— Start of RECORDED INFORMATION —

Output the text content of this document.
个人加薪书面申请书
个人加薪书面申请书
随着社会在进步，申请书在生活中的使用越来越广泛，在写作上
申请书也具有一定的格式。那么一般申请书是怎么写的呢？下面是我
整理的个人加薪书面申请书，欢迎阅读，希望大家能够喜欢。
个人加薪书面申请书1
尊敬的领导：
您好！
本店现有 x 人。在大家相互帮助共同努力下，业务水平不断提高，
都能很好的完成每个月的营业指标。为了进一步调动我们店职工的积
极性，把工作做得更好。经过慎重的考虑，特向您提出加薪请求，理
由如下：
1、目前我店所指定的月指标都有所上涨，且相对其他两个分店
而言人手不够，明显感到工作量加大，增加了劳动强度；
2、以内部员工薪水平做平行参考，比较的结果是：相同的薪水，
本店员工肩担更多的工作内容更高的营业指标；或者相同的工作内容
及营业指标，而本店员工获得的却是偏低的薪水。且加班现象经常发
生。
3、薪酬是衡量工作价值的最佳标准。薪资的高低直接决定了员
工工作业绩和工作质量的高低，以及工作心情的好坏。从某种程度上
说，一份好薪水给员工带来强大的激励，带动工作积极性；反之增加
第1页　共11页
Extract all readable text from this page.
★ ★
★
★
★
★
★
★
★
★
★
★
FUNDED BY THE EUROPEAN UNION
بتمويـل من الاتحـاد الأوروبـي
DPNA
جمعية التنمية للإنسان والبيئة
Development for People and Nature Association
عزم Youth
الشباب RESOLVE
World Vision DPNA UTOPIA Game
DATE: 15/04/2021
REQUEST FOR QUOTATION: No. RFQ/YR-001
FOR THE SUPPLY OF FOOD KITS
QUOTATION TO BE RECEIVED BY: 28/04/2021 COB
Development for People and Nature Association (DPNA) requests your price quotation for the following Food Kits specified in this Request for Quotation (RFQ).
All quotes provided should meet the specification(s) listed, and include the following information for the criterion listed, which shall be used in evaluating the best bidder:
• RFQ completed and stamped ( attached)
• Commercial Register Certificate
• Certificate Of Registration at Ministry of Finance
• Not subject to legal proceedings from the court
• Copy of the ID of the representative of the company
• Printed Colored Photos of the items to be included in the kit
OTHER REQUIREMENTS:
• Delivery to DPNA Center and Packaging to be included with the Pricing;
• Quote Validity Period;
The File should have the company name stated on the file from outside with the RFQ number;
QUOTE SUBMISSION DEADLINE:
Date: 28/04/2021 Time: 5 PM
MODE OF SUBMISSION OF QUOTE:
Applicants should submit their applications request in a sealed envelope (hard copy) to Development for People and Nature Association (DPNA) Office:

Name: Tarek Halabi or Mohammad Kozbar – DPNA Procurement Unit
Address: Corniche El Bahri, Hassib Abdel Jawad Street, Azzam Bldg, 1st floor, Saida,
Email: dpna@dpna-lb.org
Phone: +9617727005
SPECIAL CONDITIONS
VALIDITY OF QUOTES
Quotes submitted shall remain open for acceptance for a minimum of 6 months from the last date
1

— End of RECORDED INFORMATION —

STATED GOAL: Go through the material line by line. Show each line that contains the string "shall".

REPLY TO THE EXERCISE:
All quotes provided should meet the specification(s) listed, and include the following information for the criterion listed, which shall be used in evaluating the best bidder:
Quotes submitted shall remain open for acceptance for a minimum of 6 months from the last date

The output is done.